ESERCIZI E COMPITI:
- a) Riscrivi in forma di elenco il paragrafo del testo sui quartieri di Roma sud che comincia con «Testaccio è Roma sud», conservandone i fatti principali.
- b) Per favore, prosegui il testo sui quartieri di Roma sud partendo dopo la sua ultima frase.

Ostiense, Garbatella. Da piramide in giù è una zona in divenire. Resa cara da Roma 3, qui ti può capitare di beccare Ozpetek al bar, di avere i vicini di casa che vivono in un loft alla newyorkese, di cenare in un pub che prima era un capannone industriale e di svegliarti con la parete del palazzo dipinta da un writer anonimo e coloratissimo. Qui puoi ballare nelle migliori disco della città e poi guardare l’alba dall’aventinoimages (2)

Testaccio è Roma sud all’ennesima potenza. Dall’ ex quartiere operaio, vai a piedi a piramide, a trastevere e a porta portese, ma stai più tranquillo, in mezzo alla romanità più sopportabile. Nei palazzacci slavati e decadenti, sei a due passi dall’ex mattatoio – metà museo e metà area lounge – dal carissimo mercato dove non comprerai mai nulla e dai locali più trucidi della capitale – Coyote & Co. – dove puoi sentirti come nel ‘peggior bar di Caracas’. Studentelli non pervenuti: irresistibile.

DATI ESTRATTI:
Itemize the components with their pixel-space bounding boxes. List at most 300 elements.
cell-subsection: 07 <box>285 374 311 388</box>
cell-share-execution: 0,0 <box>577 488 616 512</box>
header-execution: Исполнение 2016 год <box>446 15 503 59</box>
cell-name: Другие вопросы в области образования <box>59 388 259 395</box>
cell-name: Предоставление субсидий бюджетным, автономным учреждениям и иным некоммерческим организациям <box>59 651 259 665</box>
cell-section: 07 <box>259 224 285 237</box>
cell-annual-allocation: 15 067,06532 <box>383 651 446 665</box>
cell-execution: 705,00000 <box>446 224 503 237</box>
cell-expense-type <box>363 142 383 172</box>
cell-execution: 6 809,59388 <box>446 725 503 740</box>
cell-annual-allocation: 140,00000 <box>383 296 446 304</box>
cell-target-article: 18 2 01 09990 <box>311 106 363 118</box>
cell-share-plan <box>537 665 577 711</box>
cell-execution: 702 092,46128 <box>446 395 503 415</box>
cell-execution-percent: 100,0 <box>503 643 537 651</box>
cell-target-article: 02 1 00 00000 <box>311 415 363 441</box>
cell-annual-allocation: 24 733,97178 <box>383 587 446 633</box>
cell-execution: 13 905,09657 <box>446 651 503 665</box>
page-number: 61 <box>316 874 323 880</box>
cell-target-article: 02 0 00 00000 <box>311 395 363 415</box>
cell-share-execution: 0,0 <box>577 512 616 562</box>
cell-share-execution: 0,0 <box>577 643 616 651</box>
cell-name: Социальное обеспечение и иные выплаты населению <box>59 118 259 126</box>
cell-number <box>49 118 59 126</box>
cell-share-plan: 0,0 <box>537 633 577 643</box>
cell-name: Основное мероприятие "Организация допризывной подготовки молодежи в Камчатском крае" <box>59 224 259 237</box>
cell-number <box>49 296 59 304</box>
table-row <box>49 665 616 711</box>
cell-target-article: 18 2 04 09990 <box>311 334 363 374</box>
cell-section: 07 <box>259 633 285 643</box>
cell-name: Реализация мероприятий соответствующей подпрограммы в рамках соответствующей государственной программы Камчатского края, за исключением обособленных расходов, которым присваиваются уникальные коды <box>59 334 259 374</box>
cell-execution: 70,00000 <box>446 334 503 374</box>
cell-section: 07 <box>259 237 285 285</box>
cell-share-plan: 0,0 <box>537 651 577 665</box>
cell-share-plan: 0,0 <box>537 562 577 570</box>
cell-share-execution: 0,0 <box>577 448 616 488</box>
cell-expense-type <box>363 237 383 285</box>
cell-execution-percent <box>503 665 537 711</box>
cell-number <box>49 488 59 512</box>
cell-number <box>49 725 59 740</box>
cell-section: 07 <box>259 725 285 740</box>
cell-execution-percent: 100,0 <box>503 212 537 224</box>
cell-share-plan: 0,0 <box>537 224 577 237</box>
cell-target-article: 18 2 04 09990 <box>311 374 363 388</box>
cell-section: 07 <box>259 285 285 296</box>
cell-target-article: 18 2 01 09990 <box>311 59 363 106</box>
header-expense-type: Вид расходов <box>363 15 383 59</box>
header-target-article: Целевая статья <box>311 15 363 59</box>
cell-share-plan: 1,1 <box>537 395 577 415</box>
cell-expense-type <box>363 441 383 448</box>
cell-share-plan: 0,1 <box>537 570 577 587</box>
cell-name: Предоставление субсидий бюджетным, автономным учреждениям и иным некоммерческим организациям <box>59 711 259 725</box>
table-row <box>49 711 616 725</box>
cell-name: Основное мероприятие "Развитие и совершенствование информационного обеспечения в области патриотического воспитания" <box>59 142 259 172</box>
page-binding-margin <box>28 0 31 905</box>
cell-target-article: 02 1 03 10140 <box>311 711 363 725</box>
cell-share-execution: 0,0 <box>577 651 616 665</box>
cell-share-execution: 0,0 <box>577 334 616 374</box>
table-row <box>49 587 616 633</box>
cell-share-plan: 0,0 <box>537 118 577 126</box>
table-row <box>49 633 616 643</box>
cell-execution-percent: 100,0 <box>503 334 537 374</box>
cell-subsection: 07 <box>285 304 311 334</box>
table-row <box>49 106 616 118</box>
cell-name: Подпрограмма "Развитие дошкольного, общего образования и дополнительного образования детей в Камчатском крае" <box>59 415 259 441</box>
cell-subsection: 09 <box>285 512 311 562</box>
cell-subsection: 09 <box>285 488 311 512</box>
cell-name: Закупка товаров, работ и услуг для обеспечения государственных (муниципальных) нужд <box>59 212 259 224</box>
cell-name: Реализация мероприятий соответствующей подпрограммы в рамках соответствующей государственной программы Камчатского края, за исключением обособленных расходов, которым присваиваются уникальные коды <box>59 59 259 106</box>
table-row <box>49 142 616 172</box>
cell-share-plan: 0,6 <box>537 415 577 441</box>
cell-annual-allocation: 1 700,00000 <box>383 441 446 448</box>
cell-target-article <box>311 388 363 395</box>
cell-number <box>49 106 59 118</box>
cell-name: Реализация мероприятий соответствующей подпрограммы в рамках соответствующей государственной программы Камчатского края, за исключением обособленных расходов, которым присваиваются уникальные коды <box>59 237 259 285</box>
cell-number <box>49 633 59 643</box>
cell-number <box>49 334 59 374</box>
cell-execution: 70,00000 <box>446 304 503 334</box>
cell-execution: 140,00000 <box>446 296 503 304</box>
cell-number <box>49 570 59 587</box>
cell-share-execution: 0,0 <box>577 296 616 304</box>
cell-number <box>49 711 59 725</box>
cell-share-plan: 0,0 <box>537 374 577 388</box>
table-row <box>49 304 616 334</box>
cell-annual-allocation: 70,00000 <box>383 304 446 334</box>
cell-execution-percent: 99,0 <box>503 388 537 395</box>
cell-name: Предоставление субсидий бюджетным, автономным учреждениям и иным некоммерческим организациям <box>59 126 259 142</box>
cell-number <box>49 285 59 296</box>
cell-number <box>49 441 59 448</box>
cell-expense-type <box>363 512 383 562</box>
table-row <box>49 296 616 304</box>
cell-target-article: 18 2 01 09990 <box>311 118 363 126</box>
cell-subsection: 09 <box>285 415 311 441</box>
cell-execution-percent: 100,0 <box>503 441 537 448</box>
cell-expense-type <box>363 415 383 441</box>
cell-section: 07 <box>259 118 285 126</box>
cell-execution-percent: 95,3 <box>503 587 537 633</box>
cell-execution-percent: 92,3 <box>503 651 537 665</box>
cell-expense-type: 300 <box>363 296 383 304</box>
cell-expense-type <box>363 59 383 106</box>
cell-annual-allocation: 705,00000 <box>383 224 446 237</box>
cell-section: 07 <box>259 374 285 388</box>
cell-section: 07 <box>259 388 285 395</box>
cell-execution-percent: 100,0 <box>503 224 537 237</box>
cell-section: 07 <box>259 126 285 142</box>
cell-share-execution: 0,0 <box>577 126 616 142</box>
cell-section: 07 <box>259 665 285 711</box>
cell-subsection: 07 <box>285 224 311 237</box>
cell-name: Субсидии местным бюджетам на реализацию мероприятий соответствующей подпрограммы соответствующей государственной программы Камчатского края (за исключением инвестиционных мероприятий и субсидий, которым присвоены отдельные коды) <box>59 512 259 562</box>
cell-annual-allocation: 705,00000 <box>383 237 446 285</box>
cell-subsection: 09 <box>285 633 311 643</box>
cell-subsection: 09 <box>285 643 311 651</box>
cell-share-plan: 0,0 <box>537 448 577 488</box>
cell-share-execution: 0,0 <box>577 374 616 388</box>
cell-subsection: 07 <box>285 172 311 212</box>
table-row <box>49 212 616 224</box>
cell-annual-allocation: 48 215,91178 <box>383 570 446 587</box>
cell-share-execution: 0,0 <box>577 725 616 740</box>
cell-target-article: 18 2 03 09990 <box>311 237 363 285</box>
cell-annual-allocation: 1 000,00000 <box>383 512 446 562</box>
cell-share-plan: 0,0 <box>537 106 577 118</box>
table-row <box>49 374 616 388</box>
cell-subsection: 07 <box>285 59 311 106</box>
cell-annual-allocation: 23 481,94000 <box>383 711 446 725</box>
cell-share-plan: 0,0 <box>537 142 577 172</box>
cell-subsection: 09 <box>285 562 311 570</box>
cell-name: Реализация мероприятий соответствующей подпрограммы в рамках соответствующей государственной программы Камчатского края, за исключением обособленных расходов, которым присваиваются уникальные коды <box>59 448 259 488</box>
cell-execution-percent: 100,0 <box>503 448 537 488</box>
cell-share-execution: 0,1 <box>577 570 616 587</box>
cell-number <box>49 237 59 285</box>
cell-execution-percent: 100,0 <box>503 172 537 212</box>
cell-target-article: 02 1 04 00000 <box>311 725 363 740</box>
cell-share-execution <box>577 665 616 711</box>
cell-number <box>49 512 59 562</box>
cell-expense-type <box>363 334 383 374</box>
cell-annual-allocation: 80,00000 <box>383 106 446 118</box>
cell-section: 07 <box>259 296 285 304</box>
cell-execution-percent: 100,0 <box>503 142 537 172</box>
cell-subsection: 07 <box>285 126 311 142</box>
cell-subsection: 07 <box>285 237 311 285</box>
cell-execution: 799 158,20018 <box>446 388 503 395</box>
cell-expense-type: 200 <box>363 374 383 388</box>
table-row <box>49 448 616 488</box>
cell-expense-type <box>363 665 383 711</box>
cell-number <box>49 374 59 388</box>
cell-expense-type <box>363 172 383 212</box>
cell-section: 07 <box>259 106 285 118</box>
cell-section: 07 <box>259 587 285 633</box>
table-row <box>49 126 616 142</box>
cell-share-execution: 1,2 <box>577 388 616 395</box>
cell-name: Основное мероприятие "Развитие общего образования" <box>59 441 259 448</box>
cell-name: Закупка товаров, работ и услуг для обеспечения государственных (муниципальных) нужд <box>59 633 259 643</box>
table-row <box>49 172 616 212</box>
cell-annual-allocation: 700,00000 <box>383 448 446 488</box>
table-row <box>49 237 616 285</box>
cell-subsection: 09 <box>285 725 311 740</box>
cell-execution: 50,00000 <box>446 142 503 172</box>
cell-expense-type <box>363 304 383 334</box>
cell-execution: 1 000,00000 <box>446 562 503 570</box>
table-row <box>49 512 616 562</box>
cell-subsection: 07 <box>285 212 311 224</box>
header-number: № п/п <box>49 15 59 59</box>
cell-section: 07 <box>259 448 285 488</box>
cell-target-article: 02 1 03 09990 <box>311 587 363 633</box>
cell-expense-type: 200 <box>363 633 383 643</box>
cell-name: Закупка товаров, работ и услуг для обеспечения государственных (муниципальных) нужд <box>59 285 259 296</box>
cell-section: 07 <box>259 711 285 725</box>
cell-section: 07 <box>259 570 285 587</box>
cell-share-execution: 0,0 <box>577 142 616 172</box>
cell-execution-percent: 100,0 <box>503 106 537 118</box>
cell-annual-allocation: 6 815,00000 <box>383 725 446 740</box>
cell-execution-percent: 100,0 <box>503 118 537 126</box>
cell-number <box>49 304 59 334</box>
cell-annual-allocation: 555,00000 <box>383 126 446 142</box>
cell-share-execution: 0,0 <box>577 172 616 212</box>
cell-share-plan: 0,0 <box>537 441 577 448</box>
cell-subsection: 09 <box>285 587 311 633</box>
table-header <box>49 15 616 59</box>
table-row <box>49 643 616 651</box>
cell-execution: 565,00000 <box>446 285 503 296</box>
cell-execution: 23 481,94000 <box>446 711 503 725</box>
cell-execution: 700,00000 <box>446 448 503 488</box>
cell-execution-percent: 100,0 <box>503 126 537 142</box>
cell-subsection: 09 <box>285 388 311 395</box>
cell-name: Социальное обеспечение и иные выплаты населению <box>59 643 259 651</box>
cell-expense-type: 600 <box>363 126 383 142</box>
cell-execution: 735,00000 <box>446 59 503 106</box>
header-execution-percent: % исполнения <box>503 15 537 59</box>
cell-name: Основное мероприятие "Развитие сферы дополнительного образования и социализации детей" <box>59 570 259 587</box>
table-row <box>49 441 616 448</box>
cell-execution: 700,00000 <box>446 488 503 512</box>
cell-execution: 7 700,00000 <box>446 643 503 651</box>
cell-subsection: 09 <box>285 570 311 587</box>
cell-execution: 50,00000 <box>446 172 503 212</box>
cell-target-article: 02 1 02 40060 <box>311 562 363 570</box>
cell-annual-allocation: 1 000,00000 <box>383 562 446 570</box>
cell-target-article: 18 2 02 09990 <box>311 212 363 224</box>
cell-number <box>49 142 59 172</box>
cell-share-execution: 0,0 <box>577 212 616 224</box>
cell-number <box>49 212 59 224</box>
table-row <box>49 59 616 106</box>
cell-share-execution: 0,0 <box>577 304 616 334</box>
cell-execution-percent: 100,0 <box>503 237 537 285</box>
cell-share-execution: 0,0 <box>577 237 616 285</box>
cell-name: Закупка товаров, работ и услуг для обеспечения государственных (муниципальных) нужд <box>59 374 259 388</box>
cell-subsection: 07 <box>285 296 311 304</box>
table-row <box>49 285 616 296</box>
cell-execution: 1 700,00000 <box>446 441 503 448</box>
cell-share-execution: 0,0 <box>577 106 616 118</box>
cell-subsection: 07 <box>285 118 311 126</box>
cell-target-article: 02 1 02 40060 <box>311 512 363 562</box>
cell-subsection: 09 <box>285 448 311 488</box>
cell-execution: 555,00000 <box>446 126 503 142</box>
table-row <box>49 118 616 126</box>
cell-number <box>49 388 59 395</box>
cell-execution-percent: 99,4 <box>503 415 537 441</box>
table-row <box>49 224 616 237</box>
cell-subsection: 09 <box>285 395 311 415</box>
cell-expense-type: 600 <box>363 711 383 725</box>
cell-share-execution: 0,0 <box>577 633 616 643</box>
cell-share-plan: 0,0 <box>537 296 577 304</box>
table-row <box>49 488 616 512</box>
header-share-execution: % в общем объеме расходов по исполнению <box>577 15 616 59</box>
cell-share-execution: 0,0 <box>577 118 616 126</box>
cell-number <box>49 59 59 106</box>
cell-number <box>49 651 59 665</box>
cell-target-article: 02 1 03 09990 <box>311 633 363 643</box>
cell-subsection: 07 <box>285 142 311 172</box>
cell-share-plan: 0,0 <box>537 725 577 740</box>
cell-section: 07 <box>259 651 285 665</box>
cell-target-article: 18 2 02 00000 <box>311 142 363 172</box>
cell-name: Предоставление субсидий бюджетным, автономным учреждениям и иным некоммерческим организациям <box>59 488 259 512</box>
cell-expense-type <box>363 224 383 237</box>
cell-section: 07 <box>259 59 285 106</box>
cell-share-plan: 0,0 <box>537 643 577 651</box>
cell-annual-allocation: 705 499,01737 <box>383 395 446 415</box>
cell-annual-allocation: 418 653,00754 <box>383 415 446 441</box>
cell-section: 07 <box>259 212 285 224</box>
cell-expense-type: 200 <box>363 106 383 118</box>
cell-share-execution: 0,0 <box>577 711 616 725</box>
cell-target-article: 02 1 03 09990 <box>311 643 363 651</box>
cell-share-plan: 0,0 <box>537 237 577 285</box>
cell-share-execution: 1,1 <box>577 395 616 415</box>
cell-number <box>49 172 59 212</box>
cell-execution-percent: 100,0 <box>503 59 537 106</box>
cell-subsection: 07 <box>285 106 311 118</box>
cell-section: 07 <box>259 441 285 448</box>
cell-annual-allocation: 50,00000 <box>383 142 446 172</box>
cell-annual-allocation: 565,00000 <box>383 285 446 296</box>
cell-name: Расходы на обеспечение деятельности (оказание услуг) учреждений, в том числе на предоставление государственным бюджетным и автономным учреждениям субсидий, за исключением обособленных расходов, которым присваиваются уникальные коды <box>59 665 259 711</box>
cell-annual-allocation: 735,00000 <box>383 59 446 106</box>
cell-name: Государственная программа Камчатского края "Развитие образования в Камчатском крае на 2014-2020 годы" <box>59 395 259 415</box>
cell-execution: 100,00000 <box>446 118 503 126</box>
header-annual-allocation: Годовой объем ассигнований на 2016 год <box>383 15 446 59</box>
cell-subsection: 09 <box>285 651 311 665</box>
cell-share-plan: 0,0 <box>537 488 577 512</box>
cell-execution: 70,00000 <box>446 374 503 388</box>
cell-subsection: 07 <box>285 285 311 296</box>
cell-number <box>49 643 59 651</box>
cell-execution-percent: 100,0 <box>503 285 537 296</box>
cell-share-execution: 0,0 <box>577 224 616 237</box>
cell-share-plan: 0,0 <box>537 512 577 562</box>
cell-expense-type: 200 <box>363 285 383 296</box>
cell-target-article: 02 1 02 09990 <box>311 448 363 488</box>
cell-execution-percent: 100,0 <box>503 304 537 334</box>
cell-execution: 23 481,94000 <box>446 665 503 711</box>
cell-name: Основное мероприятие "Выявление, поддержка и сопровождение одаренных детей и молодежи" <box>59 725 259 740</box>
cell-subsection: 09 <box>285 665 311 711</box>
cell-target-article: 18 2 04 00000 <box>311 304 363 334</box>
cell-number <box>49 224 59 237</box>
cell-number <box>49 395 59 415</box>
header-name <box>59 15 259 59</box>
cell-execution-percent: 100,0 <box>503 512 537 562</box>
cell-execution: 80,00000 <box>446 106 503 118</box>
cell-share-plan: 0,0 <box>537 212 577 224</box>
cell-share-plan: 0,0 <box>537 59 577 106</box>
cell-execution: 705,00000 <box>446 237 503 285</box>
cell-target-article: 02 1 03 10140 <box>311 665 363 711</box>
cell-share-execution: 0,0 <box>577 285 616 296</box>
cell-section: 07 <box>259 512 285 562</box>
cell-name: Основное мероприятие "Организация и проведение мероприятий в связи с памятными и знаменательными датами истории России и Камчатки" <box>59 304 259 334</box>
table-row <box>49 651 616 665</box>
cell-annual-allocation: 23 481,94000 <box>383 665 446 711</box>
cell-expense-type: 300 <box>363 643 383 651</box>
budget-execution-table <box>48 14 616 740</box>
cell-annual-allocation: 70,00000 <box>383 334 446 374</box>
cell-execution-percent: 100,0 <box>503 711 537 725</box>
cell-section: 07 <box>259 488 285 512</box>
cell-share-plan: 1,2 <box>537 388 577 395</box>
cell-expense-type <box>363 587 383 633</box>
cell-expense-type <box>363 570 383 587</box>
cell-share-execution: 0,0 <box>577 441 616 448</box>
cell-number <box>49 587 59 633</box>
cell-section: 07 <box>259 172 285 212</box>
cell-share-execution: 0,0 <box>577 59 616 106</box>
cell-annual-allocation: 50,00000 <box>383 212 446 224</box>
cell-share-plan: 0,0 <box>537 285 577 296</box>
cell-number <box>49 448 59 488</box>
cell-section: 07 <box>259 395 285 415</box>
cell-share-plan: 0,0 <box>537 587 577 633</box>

RISULTATI:
- a)
- Testaccio, ex quartiere operaio, è Roma sud all'ennesima potenza.
- Da lì si raggiungono a piedi Piramide, Trastevere e Porta Portese, ma si vive più tranquilli, in mezzo alla romanità più sopportabile.
- Tra palazzacci slavati e decadenti, si è a due passi dall'ex mattatoio (metà museo e metà area lounge), dal mercato carissimo dove non si compra mai nulla e dai locali più trucidi della capitale, come il Coyote.
- Gli studenti sono assenti, e il quartiere risulta irresistibile.

- b)
si porta a roma… lo tsunami tour

Se da Napoli – capitale di un’irresistibile decadenza noir – ti trasferisci a Roma – la capitale vera, dove girano i soldi – credi di andare a vivere in una città ricca. E in parte è così. Poi però, insieme alla primavera, sulla città si abbatte uno tsunami arrabbiato, e allora inizi a capire che non esistono solo i marmi del tuo condominio di piazza Bologna.

No, non è lo tsunami di Grillo a piazza San Giovanni. Lo Tsunami tour di primavera è molto più concreto. Questo sì che è dal basso, dalla carne viva della città. Quella rimasta senza pelle, più sensibile, che dopo aver perso la pelle ha poco altro da perdere.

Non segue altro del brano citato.